Start of DATA SUPPLIED

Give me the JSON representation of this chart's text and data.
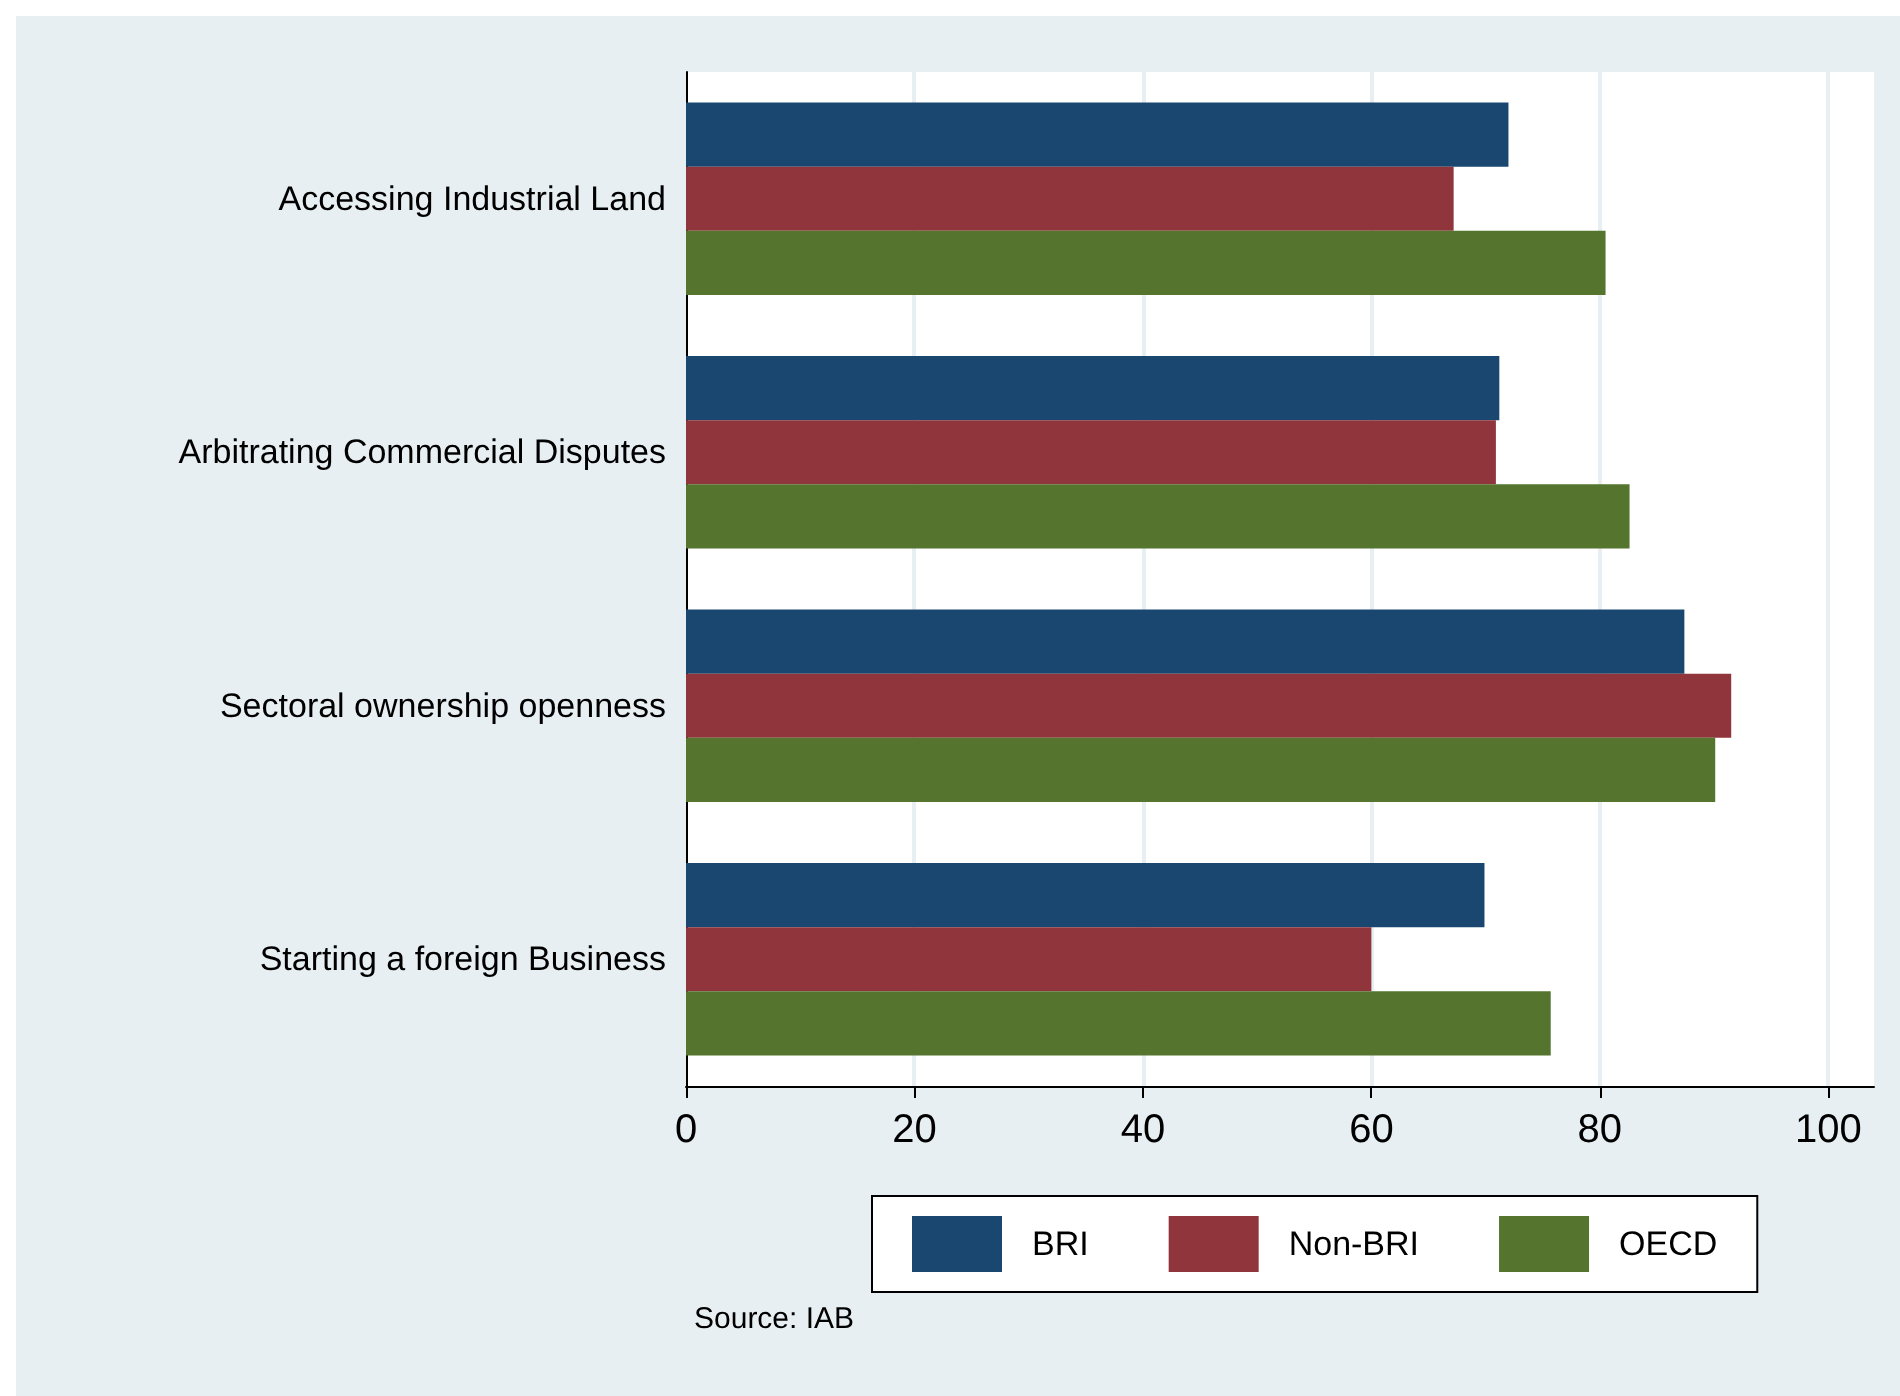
{
  "chart_data": {
    "type": "bar",
    "orientation": "horizontal",
    "categories": [
      "Accessing Industrial Land",
      "Arbitrating Commercial Disputes",
      "Sectoral ownership openness",
      "Starting a foreign Business"
    ],
    "series": [
      {
        "name": "BRI",
        "color": "#1a476f",
        "values": [
          72.0,
          71.2,
          87.4,
          69.9
        ]
      },
      {
        "name": "Non-BRI",
        "color": "#90353b",
        "values": [
          67.2,
          70.9,
          91.5,
          60.0
        ]
      },
      {
        "name": "OECD",
        "color": "#55752f",
        "values": [
          80.5,
          82.6,
          90.1,
          75.7
        ]
      }
    ],
    "xlim": [
      0,
      104
    ],
    "xticks": [
      0,
      20,
      40,
      60,
      80,
      100
    ],
    "grid": "x",
    "legend": "bottom",
    "annotations": [
      "Source: IAB"
    ]
  }
}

End of DATA SUPPLIED

Could you repeat all of the material exactly? Pictures should not be copied.

Give me the JSON representation of this chart's text and data.
{
  "chart_data": {
    "type": "bar",
    "orientation": "horizontal",
    "categories": [
      "Accessing Industrial Land",
      "Arbitrating Commercial Disputes",
      "Sectoral ownership openness",
      "Starting a foreign Business"
    ],
    "series": [
      {
        "name": "BRI",
        "color": "#1a476f",
        "values": [
          72.0,
          71.2,
          87.4,
          69.9
        ]
      },
      {
        "name": "Non-BRI",
        "color": "#90353b",
        "values": [
          67.2,
          70.9,
          91.5,
          60.0
        ]
      },
      {
        "name": "OECD",
        "color": "#55752f",
        "values": [
          80.5,
          82.6,
          90.1,
          75.7
        ]
      }
    ],
    "xlim": [
      0,
      104
    ],
    "xticks": [
      0,
      20,
      40,
      60,
      80,
      100
    ],
    "grid": "x",
    "legend": "bottom",
    "annotations": [
      "Source: IAB"
    ]
  }
}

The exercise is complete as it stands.